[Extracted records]
[START]

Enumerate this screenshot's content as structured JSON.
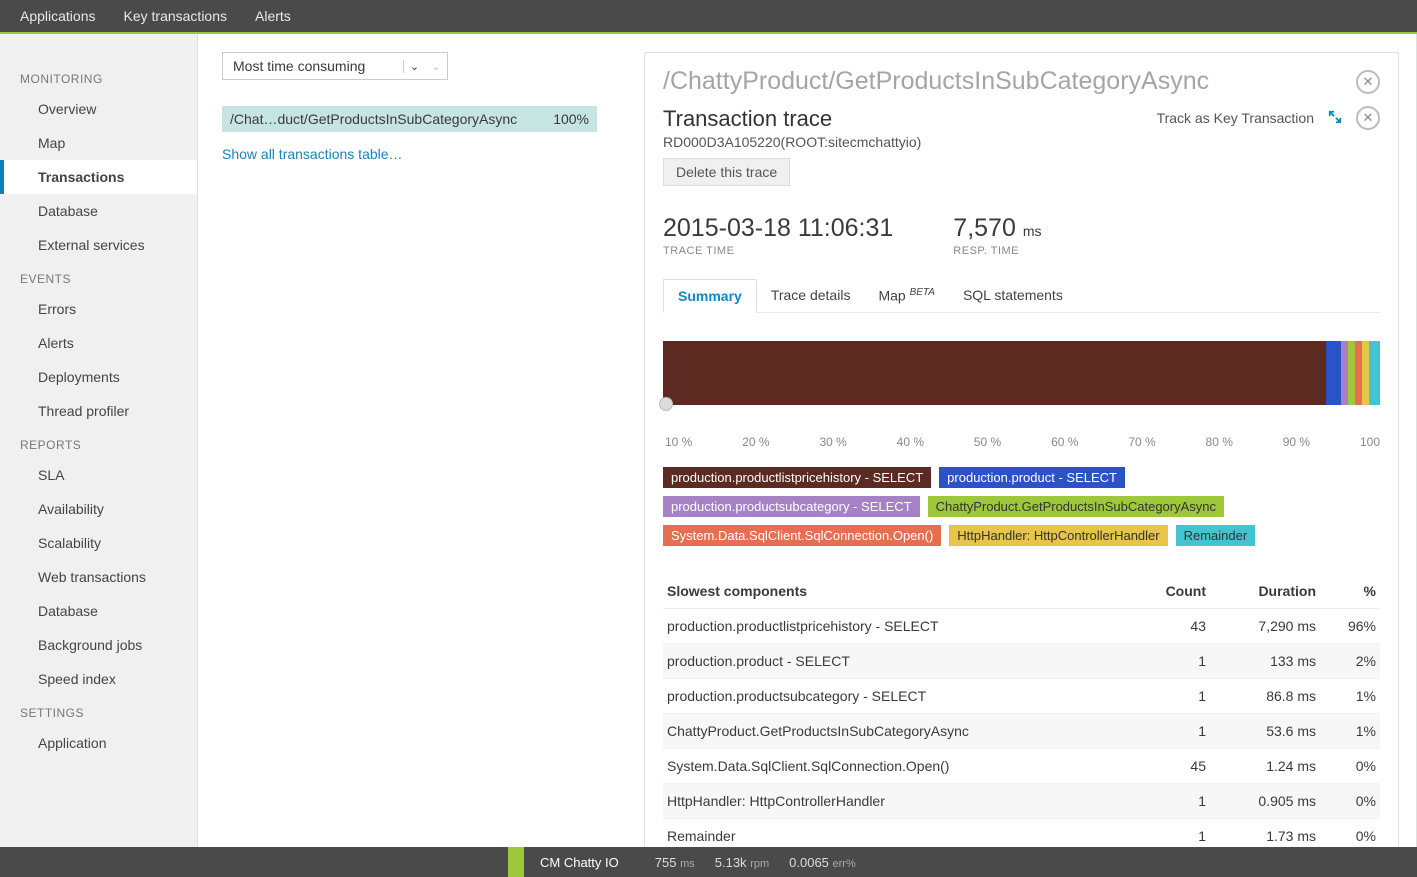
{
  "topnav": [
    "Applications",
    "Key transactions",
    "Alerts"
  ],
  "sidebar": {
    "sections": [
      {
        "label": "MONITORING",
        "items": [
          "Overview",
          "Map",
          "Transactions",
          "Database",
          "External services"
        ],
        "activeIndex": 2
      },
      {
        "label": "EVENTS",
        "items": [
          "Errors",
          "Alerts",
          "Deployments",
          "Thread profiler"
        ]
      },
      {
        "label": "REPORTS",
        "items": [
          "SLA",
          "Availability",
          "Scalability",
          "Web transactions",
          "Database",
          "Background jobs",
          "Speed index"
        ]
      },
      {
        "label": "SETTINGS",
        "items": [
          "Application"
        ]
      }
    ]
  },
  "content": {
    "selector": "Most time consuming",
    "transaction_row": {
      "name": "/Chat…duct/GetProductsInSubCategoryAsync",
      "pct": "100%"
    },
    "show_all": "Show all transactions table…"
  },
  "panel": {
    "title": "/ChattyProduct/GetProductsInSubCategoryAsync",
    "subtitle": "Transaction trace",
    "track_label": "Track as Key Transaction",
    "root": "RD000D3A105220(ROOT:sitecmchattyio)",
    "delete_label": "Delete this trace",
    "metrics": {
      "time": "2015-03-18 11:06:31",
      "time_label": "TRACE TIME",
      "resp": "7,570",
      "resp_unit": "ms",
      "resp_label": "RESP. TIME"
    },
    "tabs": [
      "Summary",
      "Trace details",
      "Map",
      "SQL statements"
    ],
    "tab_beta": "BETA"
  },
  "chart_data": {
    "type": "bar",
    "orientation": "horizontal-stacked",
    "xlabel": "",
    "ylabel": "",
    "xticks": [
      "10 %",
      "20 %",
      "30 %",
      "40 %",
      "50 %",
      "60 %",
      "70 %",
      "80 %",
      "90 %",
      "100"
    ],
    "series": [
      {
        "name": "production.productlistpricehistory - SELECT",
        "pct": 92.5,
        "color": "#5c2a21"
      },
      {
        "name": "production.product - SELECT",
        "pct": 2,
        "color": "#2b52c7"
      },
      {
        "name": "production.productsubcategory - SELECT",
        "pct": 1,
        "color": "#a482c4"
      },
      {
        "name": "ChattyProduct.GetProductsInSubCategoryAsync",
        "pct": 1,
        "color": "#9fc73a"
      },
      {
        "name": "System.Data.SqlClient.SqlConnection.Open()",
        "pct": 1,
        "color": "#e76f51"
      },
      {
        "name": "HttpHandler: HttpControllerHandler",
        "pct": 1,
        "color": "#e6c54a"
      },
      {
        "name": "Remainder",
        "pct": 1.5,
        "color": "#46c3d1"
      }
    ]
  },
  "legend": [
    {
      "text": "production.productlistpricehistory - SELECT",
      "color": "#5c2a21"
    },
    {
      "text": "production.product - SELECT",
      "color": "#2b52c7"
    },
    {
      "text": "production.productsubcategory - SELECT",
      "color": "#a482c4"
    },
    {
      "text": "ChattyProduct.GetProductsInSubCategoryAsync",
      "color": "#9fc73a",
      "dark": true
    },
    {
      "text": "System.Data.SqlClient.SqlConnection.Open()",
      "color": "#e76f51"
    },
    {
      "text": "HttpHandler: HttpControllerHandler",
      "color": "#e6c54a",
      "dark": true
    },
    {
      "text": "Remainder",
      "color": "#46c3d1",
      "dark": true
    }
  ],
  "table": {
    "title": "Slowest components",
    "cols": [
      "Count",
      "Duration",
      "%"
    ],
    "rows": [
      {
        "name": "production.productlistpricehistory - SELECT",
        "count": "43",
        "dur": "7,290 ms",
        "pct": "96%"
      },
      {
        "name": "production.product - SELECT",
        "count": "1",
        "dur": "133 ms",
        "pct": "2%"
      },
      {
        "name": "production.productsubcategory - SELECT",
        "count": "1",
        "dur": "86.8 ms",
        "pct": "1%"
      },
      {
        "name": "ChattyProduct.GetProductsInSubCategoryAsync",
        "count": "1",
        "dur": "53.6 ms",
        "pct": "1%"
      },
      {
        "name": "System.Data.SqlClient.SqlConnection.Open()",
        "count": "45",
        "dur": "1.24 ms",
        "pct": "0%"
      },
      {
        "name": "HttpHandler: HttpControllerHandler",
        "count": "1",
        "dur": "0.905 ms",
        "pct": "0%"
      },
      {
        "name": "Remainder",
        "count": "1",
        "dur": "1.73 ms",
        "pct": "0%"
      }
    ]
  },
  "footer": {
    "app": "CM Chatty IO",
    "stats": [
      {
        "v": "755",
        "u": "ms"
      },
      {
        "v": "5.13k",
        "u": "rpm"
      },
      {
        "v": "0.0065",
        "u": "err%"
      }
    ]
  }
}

[END]

### WORK TO COMPLETE
Omit pictures; set down the rest of the material word for word.

### RESPONSE FOR THIS EXERCISE
Enumerate this screenshot's content as structured JSON.
{
  "topnav": [
    "Applications",
    "Key transactions",
    "Alerts"
  ],
  "sidebar": {
    "sections": [
      {
        "label": "MONITORING",
        "items": [
          "Overview",
          "Map",
          "Transactions",
          "Database",
          "External services"
        ],
        "activeIndex": 2
      },
      {
        "label": "EVENTS",
        "items": [
          "Errors",
          "Alerts",
          "Deployments",
          "Thread profiler"
        ]
      },
      {
        "label": "REPORTS",
        "items": [
          "SLA",
          "Availability",
          "Scalability",
          "Web transactions",
          "Database",
          "Background jobs",
          "Speed index"
        ]
      },
      {
        "label": "SETTINGS",
        "items": [
          "Application"
        ]
      }
    ]
  },
  "content": {
    "selector": "Most time consuming",
    "transaction_row": {
      "name": "/Chat…duct/GetProductsInSubCategoryAsync",
      "pct": "100%"
    },
    "show_all": "Show all transactions table…"
  },
  "panel": {
    "title": "/ChattyProduct/GetProductsInSubCategoryAsync",
    "subtitle": "Transaction trace",
    "track_label": "Track as Key Transaction",
    "root": "RD000D3A105220(ROOT:sitecmchattyio)",
    "delete_label": "Delete this trace",
    "metrics": {
      "time": "2015-03-18 11:06:31",
      "time_label": "TRACE TIME",
      "resp": "7,570",
      "resp_unit": "ms",
      "resp_label": "RESP. TIME"
    },
    "tabs": [
      "Summary",
      "Trace details",
      "Map",
      "SQL statements"
    ],
    "tab_beta": "BETA"
  },
  "chart_data": {
    "type": "bar",
    "orientation": "horizontal-stacked",
    "xlabel": "",
    "ylabel": "",
    "xticks": [
      "10 %",
      "20 %",
      "30 %",
      "40 %",
      "50 %",
      "60 %",
      "70 %",
      "80 %",
      "90 %",
      "100"
    ],
    "series": [
      {
        "name": "production.productlistpricehistory - SELECT",
        "pct": 92.5,
        "color": "#5c2a21"
      },
      {
        "name": "production.product - SELECT",
        "pct": 2,
        "color": "#2b52c7"
      },
      {
        "name": "production.productsubcategory - SELECT",
        "pct": 1,
        "color": "#a482c4"
      },
      {
        "name": "ChattyProduct.GetProductsInSubCategoryAsync",
        "pct": 1,
        "color": "#9fc73a"
      },
      {
        "name": "System.Data.SqlClient.SqlConnection.Open()",
        "pct": 1,
        "color": "#e76f51"
      },
      {
        "name": "HttpHandler: HttpControllerHandler",
        "pct": 1,
        "color": "#e6c54a"
      },
      {
        "name": "Remainder",
        "pct": 1.5,
        "color": "#46c3d1"
      }
    ]
  },
  "legend": [
    {
      "text": "production.productlistpricehistory - SELECT",
      "color": "#5c2a21"
    },
    {
      "text": "production.product - SELECT",
      "color": "#2b52c7"
    },
    {
      "text": "production.productsubcategory - SELECT",
      "color": "#a482c4"
    },
    {
      "text": "ChattyProduct.GetProductsInSubCategoryAsync",
      "color": "#9fc73a",
      "dark": true
    },
    {
      "text": "System.Data.SqlClient.SqlConnection.Open()",
      "color": "#e76f51"
    },
    {
      "text": "HttpHandler: HttpControllerHandler",
      "color": "#e6c54a",
      "dark": true
    },
    {
      "text": "Remainder",
      "color": "#46c3d1",
      "dark": true
    }
  ],
  "table": {
    "title": "Slowest components",
    "cols": [
      "Count",
      "Duration",
      "%"
    ],
    "rows": [
      {
        "name": "production.productlistpricehistory - SELECT",
        "count": "43",
        "dur": "7,290 ms",
        "pct": "96%"
      },
      {
        "name": "production.product - SELECT",
        "count": "1",
        "dur": "133 ms",
        "pct": "2%"
      },
      {
        "name": "production.productsubcategory - SELECT",
        "count": "1",
        "dur": "86.8 ms",
        "pct": "1%"
      },
      {
        "name": "ChattyProduct.GetProductsInSubCategoryAsync",
        "count": "1",
        "dur": "53.6 ms",
        "pct": "1%"
      },
      {
        "name": "System.Data.SqlClient.SqlConnection.Open()",
        "count": "45",
        "dur": "1.24 ms",
        "pct": "0%"
      },
      {
        "name": "HttpHandler: HttpControllerHandler",
        "count": "1",
        "dur": "0.905 ms",
        "pct": "0%"
      },
      {
        "name": "Remainder",
        "count": "1",
        "dur": "1.73 ms",
        "pct": "0%"
      }
    ]
  },
  "footer": {
    "app": "CM Chatty IO",
    "stats": [
      {
        "v": "755",
        "u": "ms"
      },
      {
        "v": "5.13k",
        "u": "rpm"
      },
      {
        "v": "0.0065",
        "u": "err%"
      }
    ]
  }
}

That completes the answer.